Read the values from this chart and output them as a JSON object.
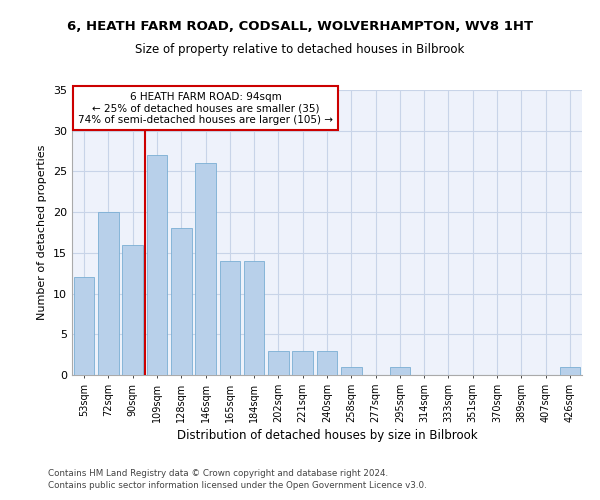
{
  "title_line1": "6, HEATH FARM ROAD, CODSALL, WOLVERHAMPTON, WV8 1HT",
  "title_line2": "Size of property relative to detached houses in Bilbrook",
  "xlabel": "Distribution of detached houses by size in Bilbrook",
  "ylabel": "Number of detached properties",
  "categories": [
    "53sqm",
    "72sqm",
    "90sqm",
    "109sqm",
    "128sqm",
    "146sqm",
    "165sqm",
    "184sqm",
    "202sqm",
    "221sqm",
    "240sqm",
    "258sqm",
    "277sqm",
    "295sqm",
    "314sqm",
    "333sqm",
    "351sqm",
    "370sqm",
    "389sqm",
    "407sqm",
    "426sqm"
  ],
  "values": [
    12,
    20,
    16,
    27,
    18,
    26,
    14,
    14,
    3,
    3,
    3,
    1,
    0,
    1,
    0,
    0,
    0,
    0,
    0,
    0,
    1
  ],
  "bar_color": "#b8d0ea",
  "bar_edge_color": "#7aaed4",
  "red_line_x": 2.5,
  "annotation_text_line1": "6 HEATH FARM ROAD: 94sqm",
  "annotation_text_line2": "← 25% of detached houses are smaller (35)",
  "annotation_text_line3": "74% of semi-detached houses are larger (105) →",
  "red_line_color": "#cc0000",
  "ylim": [
    0,
    35
  ],
  "yticks": [
    0,
    5,
    10,
    15,
    20,
    25,
    30,
    35
  ],
  "footer_line1": "Contains HM Land Registry data © Crown copyright and database right 2024.",
  "footer_line2": "Contains public sector information licensed under the Open Government Licence v3.0.",
  "bg_color": "#eef2fb",
  "grid_color": "#c8d4e8",
  "figsize": [
    6.0,
    5.0
  ],
  "dpi": 100
}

◆ **STATED GOAL**
Copy out the records above in full, exactly as written, but not the pictures.

◆ **FINAL RESULT**
Read the values from this chart and output them as a JSON object.
{
  "title_line1": "6, HEATH FARM ROAD, CODSALL, WOLVERHAMPTON, WV8 1HT",
  "title_line2": "Size of property relative to detached houses in Bilbrook",
  "xlabel": "Distribution of detached houses by size in Bilbrook",
  "ylabel": "Number of detached properties",
  "categories": [
    "53sqm",
    "72sqm",
    "90sqm",
    "109sqm",
    "128sqm",
    "146sqm",
    "165sqm",
    "184sqm",
    "202sqm",
    "221sqm",
    "240sqm",
    "258sqm",
    "277sqm",
    "295sqm",
    "314sqm",
    "333sqm",
    "351sqm",
    "370sqm",
    "389sqm",
    "407sqm",
    "426sqm"
  ],
  "values": [
    12,
    20,
    16,
    27,
    18,
    26,
    14,
    14,
    3,
    3,
    3,
    1,
    0,
    1,
    0,
    0,
    0,
    0,
    0,
    0,
    1
  ],
  "bar_color": "#b8d0ea",
  "bar_edge_color": "#7aaed4",
  "red_line_x": 2.5,
  "annotation_text_line1": "6 HEATH FARM ROAD: 94sqm",
  "annotation_text_line2": "← 25% of detached houses are smaller (35)",
  "annotation_text_line3": "74% of semi-detached houses are larger (105) →",
  "red_line_color": "#cc0000",
  "ylim": [
    0,
    35
  ],
  "yticks": [
    0,
    5,
    10,
    15,
    20,
    25,
    30,
    35
  ],
  "footer_line1": "Contains HM Land Registry data © Crown copyright and database right 2024.",
  "footer_line2": "Contains public sector information licensed under the Open Government Licence v3.0.",
  "bg_color": "#eef2fb",
  "grid_color": "#c8d4e8",
  "figsize": [
    6.0,
    5.0
  ],
  "dpi": 100
}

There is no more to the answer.